▶ **STORED RECORDS**:
■ ■ ■ ■ ■
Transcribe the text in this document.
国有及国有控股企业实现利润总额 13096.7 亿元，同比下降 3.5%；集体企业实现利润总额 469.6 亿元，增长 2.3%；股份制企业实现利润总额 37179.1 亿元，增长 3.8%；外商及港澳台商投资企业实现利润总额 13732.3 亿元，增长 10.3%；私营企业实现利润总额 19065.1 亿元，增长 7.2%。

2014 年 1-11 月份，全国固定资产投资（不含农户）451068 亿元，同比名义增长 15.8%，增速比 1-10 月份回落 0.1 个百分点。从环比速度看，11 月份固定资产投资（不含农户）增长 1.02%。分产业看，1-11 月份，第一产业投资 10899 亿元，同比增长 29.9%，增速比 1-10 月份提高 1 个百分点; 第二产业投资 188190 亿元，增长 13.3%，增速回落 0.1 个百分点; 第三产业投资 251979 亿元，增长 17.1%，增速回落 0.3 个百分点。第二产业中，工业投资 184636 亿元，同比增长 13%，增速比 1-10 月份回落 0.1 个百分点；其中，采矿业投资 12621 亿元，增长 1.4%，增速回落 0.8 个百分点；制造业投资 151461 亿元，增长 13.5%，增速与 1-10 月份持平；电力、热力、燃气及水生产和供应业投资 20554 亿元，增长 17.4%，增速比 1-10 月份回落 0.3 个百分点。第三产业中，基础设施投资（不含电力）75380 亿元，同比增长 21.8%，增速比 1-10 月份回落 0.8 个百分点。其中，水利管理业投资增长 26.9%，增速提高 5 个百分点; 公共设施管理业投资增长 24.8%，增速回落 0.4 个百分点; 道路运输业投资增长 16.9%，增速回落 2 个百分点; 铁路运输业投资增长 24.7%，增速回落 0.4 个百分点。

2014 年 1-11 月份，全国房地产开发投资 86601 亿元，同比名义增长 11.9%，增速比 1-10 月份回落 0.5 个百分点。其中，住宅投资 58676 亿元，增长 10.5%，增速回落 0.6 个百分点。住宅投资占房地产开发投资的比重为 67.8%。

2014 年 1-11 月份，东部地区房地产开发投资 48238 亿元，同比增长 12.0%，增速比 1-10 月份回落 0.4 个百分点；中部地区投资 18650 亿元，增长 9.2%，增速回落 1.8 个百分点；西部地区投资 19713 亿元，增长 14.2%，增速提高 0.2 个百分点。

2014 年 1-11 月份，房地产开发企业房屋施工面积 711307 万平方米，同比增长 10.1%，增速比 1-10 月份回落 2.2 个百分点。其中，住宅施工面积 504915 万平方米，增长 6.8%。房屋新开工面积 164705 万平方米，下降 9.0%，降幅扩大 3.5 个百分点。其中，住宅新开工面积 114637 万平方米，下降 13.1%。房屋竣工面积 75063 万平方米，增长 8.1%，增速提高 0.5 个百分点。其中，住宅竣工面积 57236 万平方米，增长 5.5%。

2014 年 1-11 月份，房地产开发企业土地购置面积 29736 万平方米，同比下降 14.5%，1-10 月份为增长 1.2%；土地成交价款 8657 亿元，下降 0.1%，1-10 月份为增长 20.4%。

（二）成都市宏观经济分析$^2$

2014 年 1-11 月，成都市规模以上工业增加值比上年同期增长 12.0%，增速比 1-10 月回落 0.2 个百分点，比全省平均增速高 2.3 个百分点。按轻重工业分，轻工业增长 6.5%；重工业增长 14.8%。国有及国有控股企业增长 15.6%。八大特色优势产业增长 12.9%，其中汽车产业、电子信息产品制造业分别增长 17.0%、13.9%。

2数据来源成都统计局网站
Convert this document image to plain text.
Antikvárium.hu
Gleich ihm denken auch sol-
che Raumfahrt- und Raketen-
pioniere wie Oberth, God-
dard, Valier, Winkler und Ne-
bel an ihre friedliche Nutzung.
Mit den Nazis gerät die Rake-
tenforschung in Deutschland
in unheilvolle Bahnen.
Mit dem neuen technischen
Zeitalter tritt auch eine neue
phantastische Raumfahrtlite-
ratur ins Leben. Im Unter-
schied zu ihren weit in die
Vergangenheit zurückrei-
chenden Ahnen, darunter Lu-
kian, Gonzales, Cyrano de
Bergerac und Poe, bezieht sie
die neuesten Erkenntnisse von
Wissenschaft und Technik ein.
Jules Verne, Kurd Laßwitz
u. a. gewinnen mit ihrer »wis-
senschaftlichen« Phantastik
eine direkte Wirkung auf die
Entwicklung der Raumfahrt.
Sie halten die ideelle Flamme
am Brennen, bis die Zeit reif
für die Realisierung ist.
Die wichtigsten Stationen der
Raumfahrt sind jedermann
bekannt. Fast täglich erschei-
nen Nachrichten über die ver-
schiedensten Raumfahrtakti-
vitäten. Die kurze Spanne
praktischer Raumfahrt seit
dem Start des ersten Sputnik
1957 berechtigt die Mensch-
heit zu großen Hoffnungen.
■ ■ ■ ■ ■
▶ **TASK DIRECTIONS**:
Give again only the lines starting at the one that contains "Convert this document image to plain text." and running to the end of the data.

▶ **RESULT**:
Convert this document image to plain text.
Antikvárium.hu
Gleich ihm denken auch sol-
che Raumfahrt- und Raketen-
pioniere wie Oberth, God-
dard, Valier, Winkler und Ne-
bel an ihre friedliche Nutzung.
Mit den Nazis gerät die Rake-
tenforschung in Deutschland
in unheilvolle Bahnen.
Mit dem neuen technischen
Zeitalter tritt auch eine neue
phantastische Raumfahrtlite-
ratur ins Leben. Im Unter-
schied zu ihren weit in die
Vergangenheit zurückrei-
chenden Ahnen, darunter Lu-
kian, Gonzales, Cyrano de
Bergerac und Poe, bezieht sie
die neuesten Erkenntnisse von
Wissenschaft und Technik ein.
Jules Verne, Kurd Laßwitz
u. a. gewinnen mit ihrer »wis-
senschaftlichen« Phantastik
eine direkte Wirkung auf die
Entwicklung der Raumfahrt.
Sie halten die ideelle Flamme
am Brennen, bis die Zeit reif
für die Realisierung ist.
Die wichtigsten Stationen der
Raumfahrt sind jedermann
bekannt. Fast täglich erschei-
nen Nachrichten über die ver-
schiedensten Raumfahrtakti-
vitäten. Die kurze Spanne
praktischer Raumfahrt seit
dem Start des ersten Sputnik
1957 berechtigt die Mensch-
heit zu großen Hoffnungen.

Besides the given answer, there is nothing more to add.